-- Your instructions --
Pull out every line below holding the word "will".

(Collected data entries)
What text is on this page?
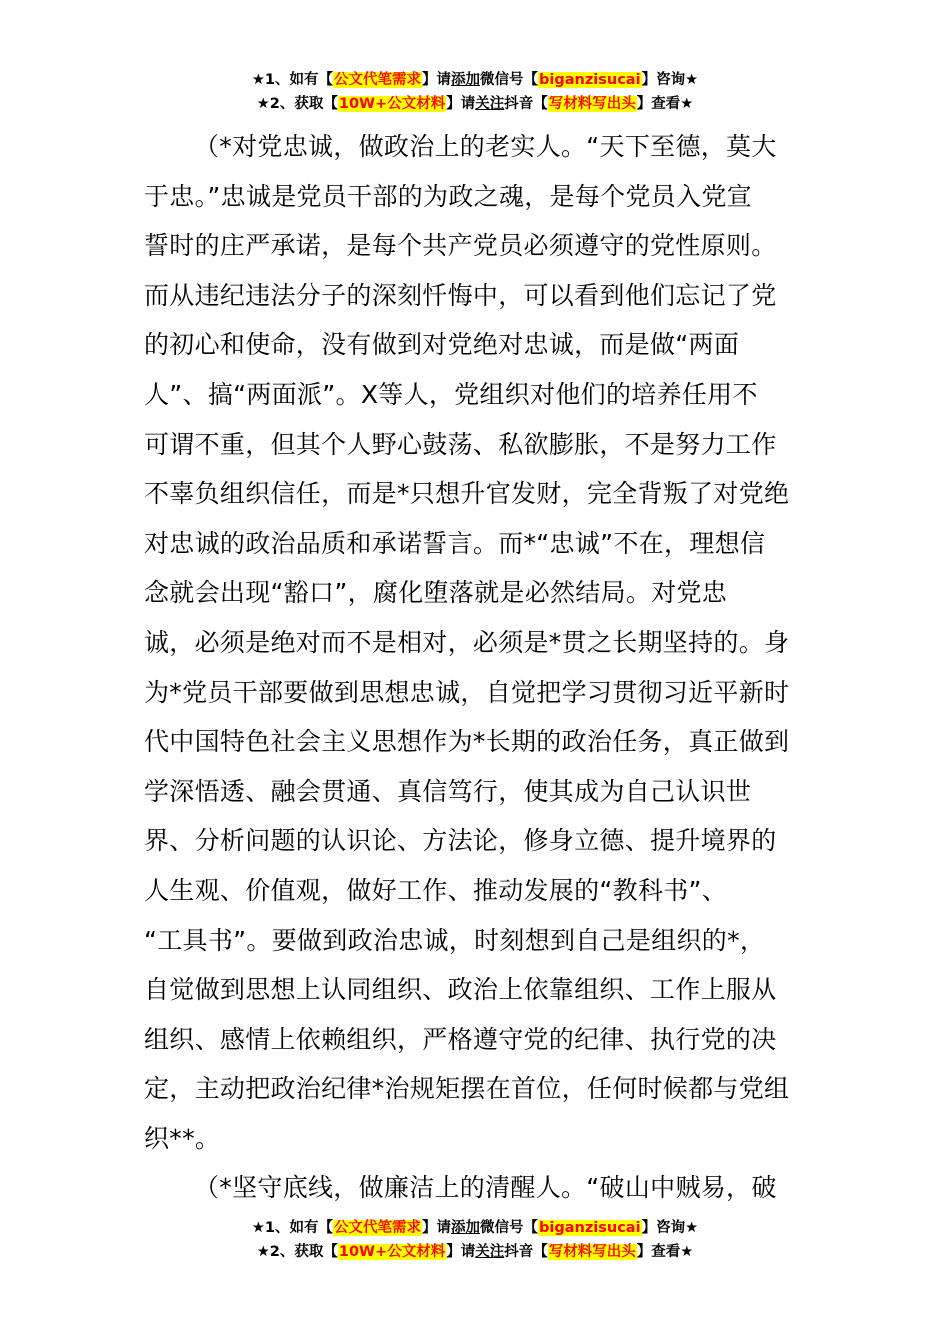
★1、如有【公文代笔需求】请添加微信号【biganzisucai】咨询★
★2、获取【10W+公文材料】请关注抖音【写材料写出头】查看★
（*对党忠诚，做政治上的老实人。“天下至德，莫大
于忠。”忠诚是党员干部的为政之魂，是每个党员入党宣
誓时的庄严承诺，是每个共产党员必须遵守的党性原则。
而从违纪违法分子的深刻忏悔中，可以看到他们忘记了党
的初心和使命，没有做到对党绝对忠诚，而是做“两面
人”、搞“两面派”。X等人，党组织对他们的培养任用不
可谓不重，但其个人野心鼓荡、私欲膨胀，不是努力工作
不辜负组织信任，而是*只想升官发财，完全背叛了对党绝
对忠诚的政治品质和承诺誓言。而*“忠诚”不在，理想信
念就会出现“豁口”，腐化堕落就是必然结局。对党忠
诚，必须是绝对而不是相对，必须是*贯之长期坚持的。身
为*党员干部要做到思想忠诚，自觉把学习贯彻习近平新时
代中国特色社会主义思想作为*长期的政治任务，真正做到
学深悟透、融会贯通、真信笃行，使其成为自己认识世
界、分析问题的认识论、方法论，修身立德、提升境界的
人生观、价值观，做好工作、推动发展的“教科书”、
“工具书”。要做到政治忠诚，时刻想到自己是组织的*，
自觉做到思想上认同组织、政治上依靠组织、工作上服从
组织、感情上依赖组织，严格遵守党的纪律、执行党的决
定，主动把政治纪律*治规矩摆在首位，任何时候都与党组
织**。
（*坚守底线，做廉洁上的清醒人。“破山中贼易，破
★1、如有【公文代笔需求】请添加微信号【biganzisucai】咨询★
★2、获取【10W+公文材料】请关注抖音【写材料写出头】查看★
==
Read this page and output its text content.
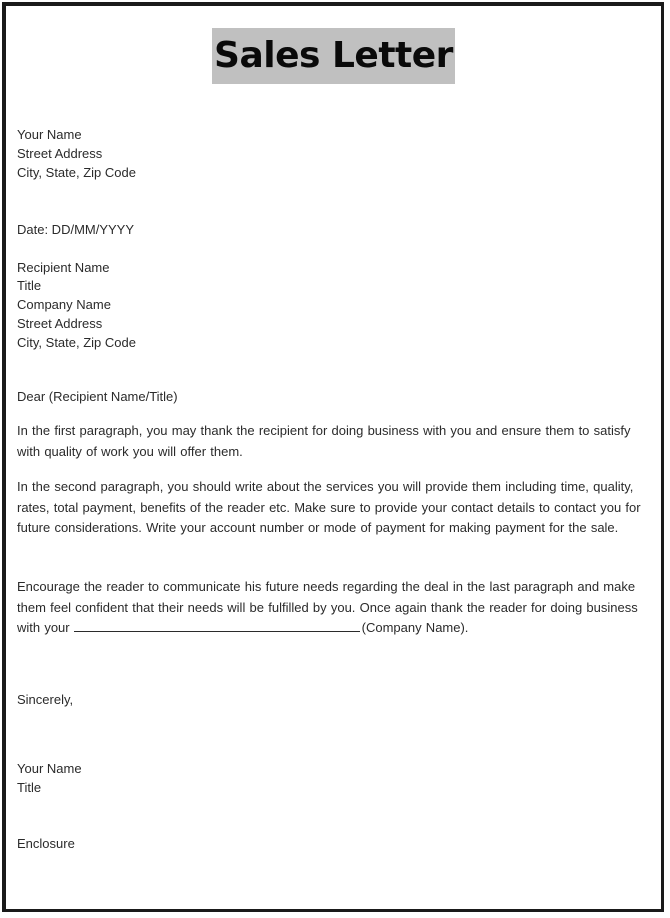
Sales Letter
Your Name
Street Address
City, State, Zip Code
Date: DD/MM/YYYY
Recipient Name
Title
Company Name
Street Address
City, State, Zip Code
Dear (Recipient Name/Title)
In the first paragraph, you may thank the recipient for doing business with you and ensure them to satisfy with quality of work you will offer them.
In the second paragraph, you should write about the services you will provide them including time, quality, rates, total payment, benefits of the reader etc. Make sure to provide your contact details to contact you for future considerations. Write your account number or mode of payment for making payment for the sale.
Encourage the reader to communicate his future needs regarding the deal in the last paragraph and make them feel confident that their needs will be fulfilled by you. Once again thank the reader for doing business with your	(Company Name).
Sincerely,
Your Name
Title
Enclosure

-- The response --
In the first paragraph, you may thank the recipient for doing business with you and ensure them to satisfy with quality of work you will offer them.
In the second paragraph, you should write about the services you will provide them including time, quality, rates, total payment, benefits of the reader etc. Make sure to provide your contact details to contact you for future considerations. Write your account number or mode of payment for making payment for the sale.
Encourage the reader to communicate his future needs regarding the deal in the last paragraph and make them feel confident that their needs will be fulfilled by you. Once again thank the reader for doing business with your	(Company Name).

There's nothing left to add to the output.